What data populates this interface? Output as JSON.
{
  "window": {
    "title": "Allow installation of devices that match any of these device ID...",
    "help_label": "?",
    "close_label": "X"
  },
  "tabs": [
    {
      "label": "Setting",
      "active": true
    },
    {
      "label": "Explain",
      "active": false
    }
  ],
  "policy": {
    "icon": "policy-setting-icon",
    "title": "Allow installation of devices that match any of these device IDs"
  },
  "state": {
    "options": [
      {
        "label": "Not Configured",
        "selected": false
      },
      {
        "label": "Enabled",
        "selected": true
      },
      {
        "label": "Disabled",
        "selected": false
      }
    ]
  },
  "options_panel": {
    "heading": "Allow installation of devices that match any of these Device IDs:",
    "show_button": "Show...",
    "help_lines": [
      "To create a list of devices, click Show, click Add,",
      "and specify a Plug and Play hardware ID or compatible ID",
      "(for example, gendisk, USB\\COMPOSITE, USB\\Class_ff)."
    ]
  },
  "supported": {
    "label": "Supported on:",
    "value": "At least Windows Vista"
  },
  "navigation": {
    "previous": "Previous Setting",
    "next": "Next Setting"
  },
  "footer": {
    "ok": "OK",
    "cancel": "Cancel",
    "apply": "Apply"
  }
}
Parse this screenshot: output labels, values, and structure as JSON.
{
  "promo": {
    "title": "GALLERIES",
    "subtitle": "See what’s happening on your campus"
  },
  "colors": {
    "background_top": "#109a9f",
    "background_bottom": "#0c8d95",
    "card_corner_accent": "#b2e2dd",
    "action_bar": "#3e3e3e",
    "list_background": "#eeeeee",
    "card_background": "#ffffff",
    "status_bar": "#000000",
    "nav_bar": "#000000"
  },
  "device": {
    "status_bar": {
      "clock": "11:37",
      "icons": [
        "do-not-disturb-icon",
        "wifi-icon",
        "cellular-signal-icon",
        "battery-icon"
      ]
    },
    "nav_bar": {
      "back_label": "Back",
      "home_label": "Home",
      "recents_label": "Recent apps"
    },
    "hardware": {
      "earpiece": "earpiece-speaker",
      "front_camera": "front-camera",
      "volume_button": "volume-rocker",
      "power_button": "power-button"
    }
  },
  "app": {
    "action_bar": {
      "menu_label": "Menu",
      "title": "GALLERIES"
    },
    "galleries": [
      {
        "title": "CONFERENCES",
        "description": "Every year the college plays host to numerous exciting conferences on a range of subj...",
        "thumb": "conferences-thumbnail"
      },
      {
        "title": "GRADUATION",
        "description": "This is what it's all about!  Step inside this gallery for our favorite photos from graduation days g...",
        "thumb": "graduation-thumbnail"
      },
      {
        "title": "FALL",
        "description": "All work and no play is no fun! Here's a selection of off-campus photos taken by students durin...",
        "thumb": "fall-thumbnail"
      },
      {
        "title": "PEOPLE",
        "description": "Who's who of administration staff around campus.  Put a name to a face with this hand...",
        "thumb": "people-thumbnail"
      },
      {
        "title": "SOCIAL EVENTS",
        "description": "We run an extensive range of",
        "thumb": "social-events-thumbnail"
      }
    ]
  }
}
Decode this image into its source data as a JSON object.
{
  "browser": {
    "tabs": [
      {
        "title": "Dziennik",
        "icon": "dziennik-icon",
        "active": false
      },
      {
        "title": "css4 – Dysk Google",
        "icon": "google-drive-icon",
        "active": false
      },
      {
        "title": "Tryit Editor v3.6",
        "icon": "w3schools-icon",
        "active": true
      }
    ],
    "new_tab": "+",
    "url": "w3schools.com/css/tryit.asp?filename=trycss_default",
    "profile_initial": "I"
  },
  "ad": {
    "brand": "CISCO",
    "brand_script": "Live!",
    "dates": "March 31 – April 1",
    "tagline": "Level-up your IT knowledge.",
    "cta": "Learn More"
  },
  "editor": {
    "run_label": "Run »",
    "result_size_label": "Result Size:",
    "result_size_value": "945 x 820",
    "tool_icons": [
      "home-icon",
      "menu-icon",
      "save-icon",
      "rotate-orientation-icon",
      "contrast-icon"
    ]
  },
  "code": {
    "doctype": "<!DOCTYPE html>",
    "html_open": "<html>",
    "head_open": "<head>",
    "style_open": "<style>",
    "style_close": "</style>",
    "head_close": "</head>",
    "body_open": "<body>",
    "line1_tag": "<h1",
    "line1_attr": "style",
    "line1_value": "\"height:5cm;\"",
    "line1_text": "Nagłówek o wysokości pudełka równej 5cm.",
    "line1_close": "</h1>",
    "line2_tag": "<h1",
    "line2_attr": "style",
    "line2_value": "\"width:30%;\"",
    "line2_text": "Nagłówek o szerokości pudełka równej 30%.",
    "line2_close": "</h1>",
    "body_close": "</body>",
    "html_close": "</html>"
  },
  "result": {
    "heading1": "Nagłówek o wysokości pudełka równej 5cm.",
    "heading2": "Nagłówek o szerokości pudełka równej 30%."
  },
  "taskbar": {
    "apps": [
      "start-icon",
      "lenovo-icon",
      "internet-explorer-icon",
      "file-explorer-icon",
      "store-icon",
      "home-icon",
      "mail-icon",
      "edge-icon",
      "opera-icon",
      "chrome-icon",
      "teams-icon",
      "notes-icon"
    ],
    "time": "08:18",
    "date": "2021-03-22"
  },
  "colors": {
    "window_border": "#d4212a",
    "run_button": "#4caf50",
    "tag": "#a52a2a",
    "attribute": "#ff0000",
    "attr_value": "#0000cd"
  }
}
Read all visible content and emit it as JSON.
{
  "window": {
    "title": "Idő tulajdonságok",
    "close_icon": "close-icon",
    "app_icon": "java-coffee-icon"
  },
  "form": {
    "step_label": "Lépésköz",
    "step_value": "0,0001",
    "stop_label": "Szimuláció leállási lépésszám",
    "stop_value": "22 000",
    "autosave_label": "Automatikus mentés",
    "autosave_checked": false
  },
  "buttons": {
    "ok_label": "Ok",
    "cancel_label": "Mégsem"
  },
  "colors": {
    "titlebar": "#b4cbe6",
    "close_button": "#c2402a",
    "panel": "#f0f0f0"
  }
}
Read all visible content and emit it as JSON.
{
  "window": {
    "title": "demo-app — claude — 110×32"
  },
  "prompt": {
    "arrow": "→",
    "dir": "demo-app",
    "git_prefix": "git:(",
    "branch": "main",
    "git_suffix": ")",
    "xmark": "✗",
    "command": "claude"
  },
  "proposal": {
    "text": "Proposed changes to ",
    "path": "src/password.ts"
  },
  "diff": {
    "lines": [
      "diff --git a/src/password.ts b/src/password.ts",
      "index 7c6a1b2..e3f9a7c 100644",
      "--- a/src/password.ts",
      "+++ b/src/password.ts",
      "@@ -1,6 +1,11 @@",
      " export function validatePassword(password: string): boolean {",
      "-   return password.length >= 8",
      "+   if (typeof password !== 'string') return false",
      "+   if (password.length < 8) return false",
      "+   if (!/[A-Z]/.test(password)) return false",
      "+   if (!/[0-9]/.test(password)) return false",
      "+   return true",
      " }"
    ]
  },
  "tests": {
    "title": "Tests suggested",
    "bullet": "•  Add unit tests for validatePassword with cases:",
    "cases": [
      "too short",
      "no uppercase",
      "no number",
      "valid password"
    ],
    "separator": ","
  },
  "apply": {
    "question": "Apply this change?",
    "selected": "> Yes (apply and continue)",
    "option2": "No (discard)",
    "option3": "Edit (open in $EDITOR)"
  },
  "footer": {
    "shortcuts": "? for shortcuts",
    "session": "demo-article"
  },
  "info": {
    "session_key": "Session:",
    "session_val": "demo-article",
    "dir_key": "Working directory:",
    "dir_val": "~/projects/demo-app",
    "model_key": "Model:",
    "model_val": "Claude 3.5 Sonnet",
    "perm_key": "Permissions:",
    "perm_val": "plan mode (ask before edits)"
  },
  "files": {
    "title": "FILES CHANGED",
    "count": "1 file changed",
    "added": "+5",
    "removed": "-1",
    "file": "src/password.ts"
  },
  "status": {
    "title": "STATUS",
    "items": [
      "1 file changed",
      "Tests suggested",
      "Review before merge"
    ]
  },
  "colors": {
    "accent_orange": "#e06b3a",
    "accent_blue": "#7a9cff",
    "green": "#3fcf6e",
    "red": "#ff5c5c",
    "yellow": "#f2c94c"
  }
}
-=-=-
● **Instruction**
Scan the material above. Copy each line where "string" occurs.

● **Solution to this task**
      " export function validatePassword(password: string): boolean {",
      "+   if (typeof password !== 'string') return false",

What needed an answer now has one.